GOAL:
Take each line that has the word "رأسه" and return it.

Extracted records
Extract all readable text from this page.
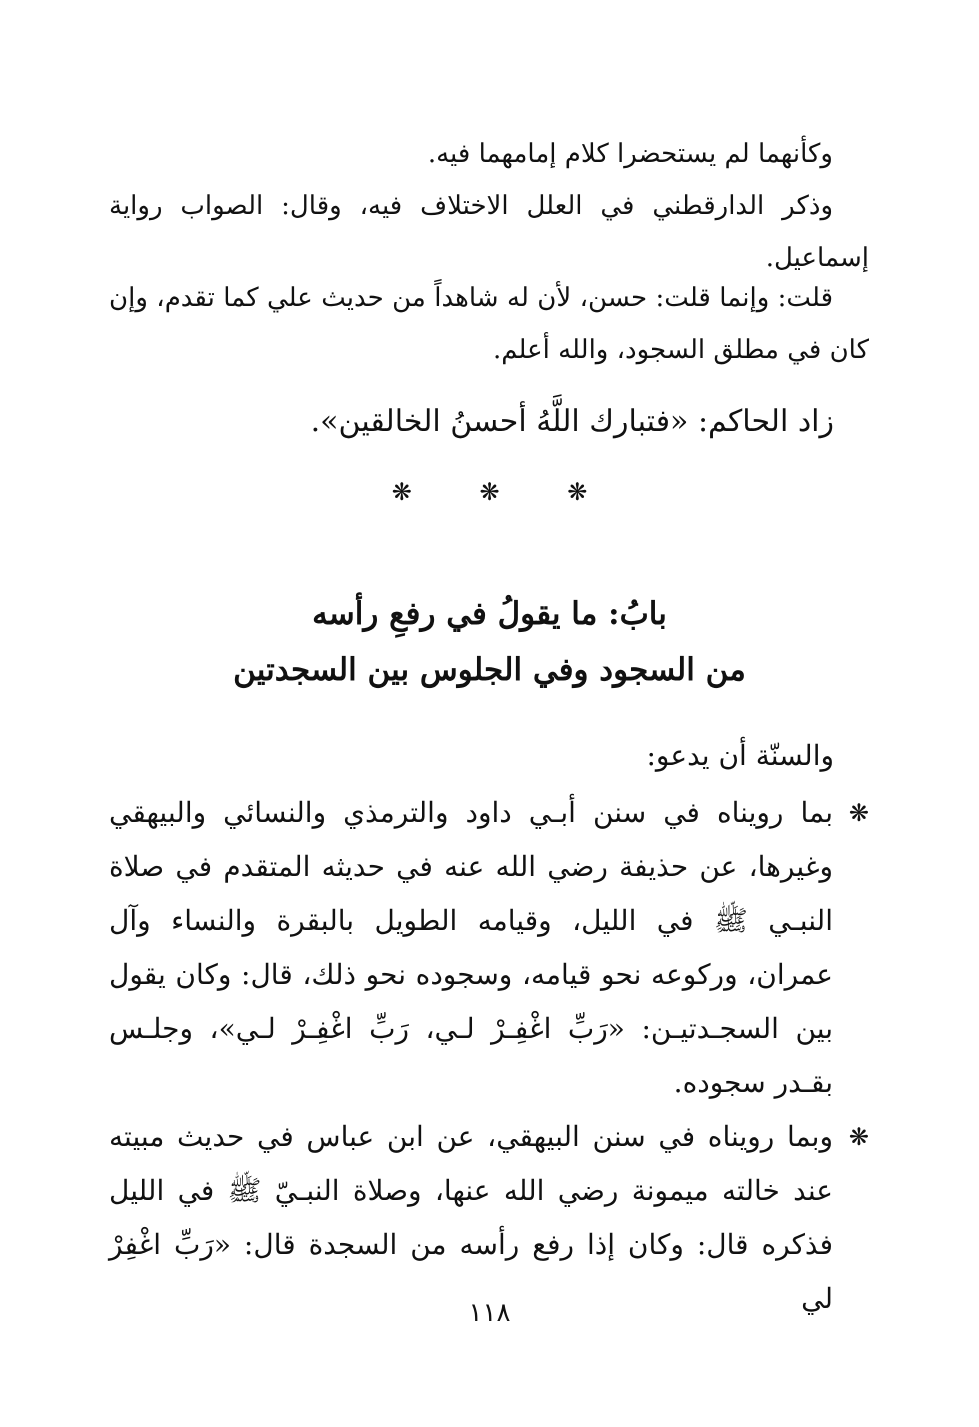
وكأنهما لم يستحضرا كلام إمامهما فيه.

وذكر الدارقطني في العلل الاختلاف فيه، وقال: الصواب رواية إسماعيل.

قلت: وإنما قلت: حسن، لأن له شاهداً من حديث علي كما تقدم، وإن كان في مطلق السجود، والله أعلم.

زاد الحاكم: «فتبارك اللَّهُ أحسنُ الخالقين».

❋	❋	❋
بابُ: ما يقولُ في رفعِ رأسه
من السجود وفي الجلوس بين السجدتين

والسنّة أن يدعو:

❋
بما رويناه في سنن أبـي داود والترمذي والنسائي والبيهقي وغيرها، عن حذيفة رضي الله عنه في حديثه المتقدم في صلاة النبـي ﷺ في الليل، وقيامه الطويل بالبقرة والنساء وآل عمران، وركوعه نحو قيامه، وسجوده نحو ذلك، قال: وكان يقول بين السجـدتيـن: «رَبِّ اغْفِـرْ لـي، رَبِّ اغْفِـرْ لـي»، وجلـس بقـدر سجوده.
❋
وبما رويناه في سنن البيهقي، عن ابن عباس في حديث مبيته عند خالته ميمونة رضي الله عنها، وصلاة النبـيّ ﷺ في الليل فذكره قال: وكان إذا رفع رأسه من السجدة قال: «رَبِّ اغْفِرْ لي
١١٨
...
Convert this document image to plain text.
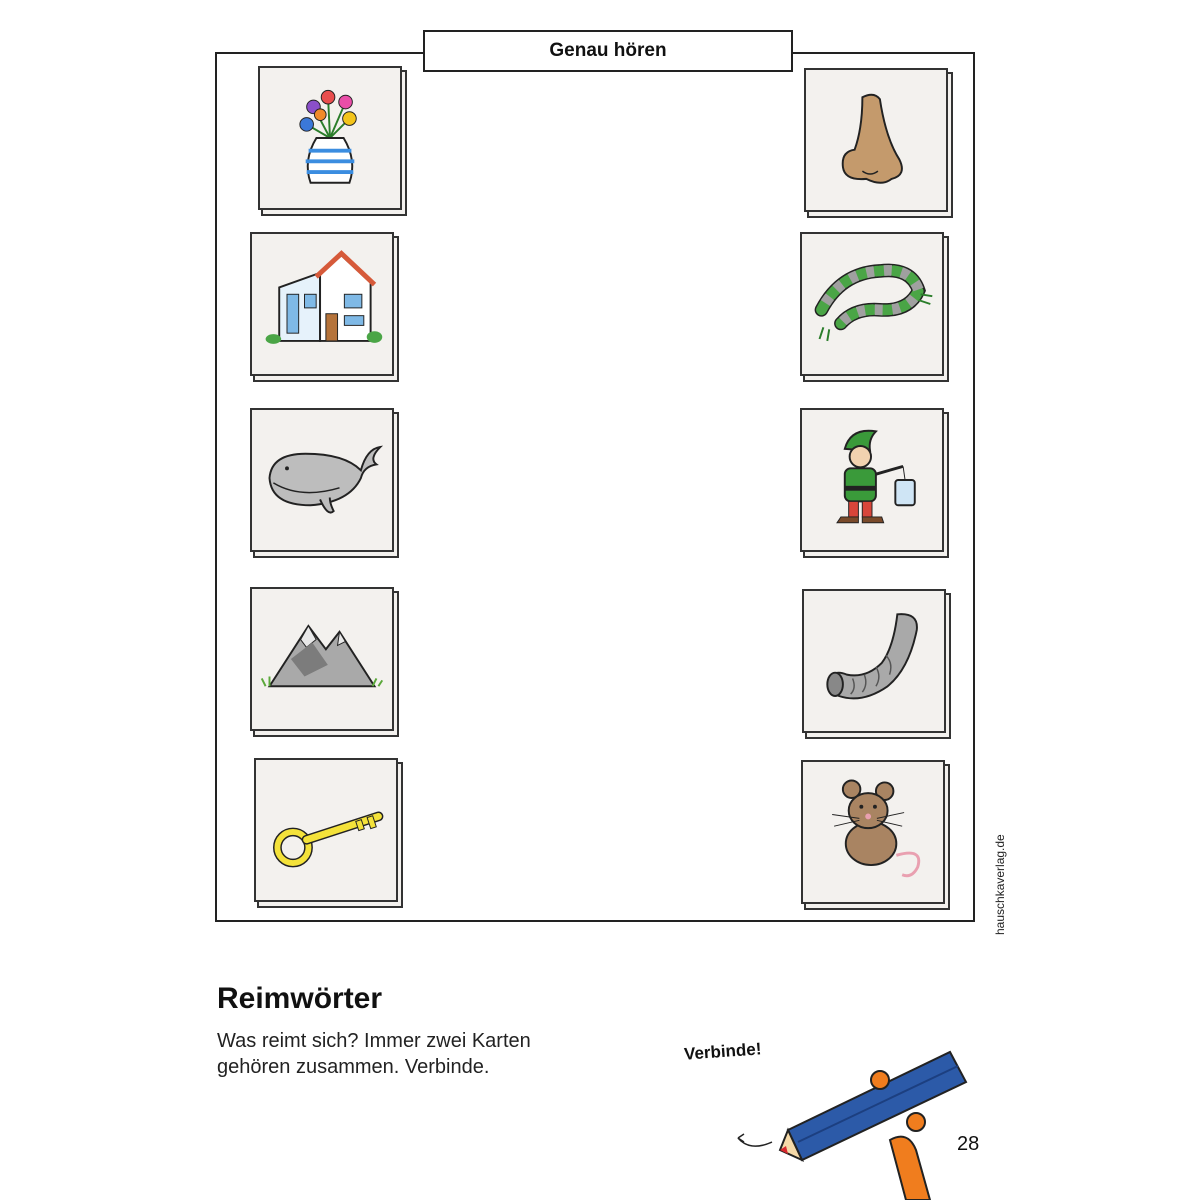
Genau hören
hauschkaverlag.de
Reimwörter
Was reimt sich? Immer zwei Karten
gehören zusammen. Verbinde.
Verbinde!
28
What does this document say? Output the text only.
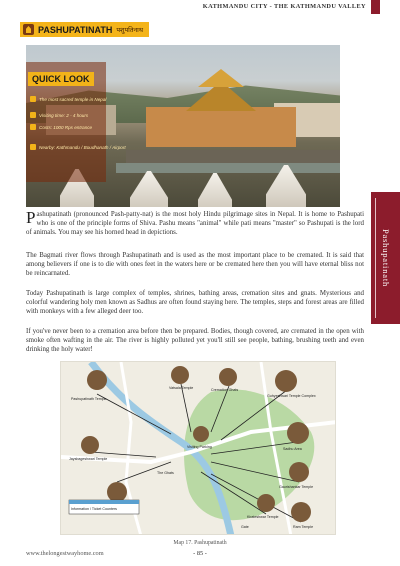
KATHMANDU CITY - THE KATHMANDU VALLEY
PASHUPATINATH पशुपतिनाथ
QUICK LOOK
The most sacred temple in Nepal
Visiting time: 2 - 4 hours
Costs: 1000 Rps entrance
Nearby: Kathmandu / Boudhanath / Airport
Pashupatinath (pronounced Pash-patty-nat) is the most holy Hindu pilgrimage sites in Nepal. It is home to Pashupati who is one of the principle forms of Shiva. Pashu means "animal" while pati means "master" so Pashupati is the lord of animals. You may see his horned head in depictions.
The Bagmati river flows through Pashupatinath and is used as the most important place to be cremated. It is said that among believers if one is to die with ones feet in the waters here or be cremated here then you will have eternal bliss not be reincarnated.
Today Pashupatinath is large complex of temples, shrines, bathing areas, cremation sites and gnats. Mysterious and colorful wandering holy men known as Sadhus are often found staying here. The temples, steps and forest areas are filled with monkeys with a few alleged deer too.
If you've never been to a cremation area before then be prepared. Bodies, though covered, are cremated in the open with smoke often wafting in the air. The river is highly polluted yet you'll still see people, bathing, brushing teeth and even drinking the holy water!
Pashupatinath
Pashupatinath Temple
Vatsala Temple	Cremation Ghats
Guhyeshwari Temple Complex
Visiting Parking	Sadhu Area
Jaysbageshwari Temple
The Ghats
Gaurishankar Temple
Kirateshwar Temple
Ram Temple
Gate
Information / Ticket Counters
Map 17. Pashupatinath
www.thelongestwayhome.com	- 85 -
---
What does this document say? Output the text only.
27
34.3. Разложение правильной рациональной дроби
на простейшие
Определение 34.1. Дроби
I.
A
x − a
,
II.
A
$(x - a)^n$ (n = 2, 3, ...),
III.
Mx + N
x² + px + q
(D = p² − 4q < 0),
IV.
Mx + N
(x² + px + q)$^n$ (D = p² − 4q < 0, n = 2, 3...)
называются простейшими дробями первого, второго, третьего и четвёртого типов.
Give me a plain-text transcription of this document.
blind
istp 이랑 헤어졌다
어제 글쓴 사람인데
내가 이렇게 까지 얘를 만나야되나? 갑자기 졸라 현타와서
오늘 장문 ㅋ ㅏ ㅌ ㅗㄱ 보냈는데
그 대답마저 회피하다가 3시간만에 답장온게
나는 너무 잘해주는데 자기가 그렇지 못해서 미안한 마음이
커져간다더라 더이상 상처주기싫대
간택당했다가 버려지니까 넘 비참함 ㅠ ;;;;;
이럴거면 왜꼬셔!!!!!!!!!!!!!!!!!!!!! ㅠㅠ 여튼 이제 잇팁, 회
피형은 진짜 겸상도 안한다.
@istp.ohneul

IN RESPONSE:
بابُ: ما يقولُ في رفعِ رأسه
وبما رويناه في سنن البيهقي، عن ابن عباس في حديث مبيته عند خالته ميمونة رضي الله عنها، وصلاة النبـيّ ﷺ في الليل فذكره قال: وكان إذا رفع رأسه من السجدة قال: «رَبِّ اغْفِرْ لي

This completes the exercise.